- _Records provided_
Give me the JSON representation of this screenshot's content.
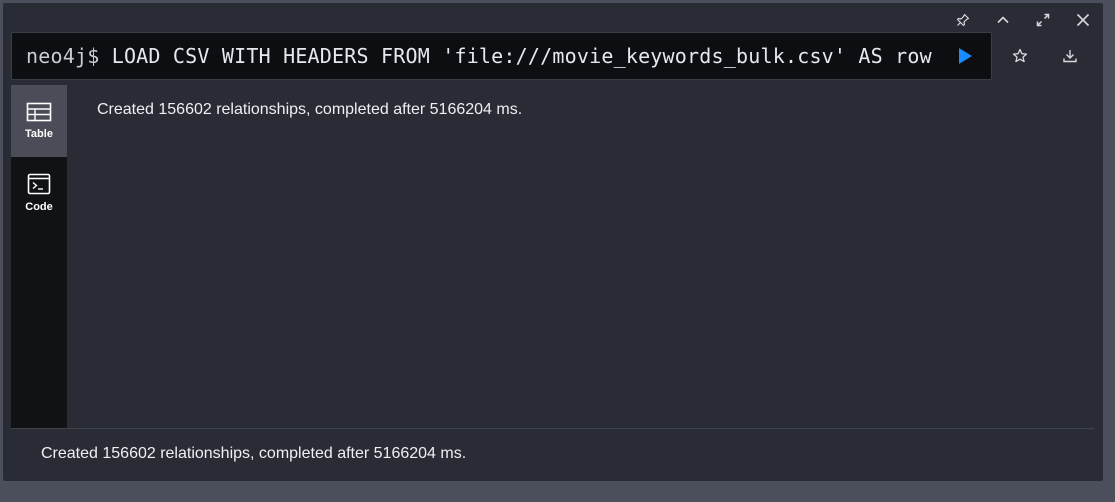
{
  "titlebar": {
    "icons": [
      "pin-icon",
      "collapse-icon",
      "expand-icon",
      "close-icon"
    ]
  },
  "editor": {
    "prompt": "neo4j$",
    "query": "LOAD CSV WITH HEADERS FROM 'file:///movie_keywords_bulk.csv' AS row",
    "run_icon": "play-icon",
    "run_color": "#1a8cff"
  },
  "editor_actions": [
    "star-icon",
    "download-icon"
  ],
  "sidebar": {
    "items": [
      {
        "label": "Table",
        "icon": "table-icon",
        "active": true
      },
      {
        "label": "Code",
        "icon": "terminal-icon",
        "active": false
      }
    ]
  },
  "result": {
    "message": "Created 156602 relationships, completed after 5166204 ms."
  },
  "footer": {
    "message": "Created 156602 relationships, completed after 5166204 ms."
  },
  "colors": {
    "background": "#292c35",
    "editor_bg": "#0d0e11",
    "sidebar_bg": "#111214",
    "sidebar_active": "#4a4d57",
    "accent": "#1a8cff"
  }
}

- _Instruction_
Exactly reproduce the entries above, minus the pictures.

- _Solution for this task_
Give me the JSON representation of this screenshot's content.
{
  "titlebar": {
    "icons": [
      "pin-icon",
      "collapse-icon",
      "expand-icon",
      "close-icon"
    ]
  },
  "editor": {
    "prompt": "neo4j$",
    "query": "LOAD CSV WITH HEADERS FROM 'file:///movie_keywords_bulk.csv' AS row",
    "run_icon": "play-icon",
    "run_color": "#1a8cff"
  },
  "editor_actions": [
    "star-icon",
    "download-icon"
  ],
  "sidebar": {
    "items": [
      {
        "label": "Table",
        "icon": "table-icon",
        "active": true
      },
      {
        "label": "Code",
        "icon": "terminal-icon",
        "active": false
      }
    ]
  },
  "result": {
    "message": "Created 156602 relationships, completed after 5166204 ms."
  },
  "footer": {
    "message": "Created 156602 relationships, completed after 5166204 ms."
  },
  "colors": {
    "background": "#292c35",
    "editor_bg": "#0d0e11",
    "sidebar_bg": "#111214",
    "sidebar_active": "#4a4d57",
    "accent": "#1a8cff"
  }
}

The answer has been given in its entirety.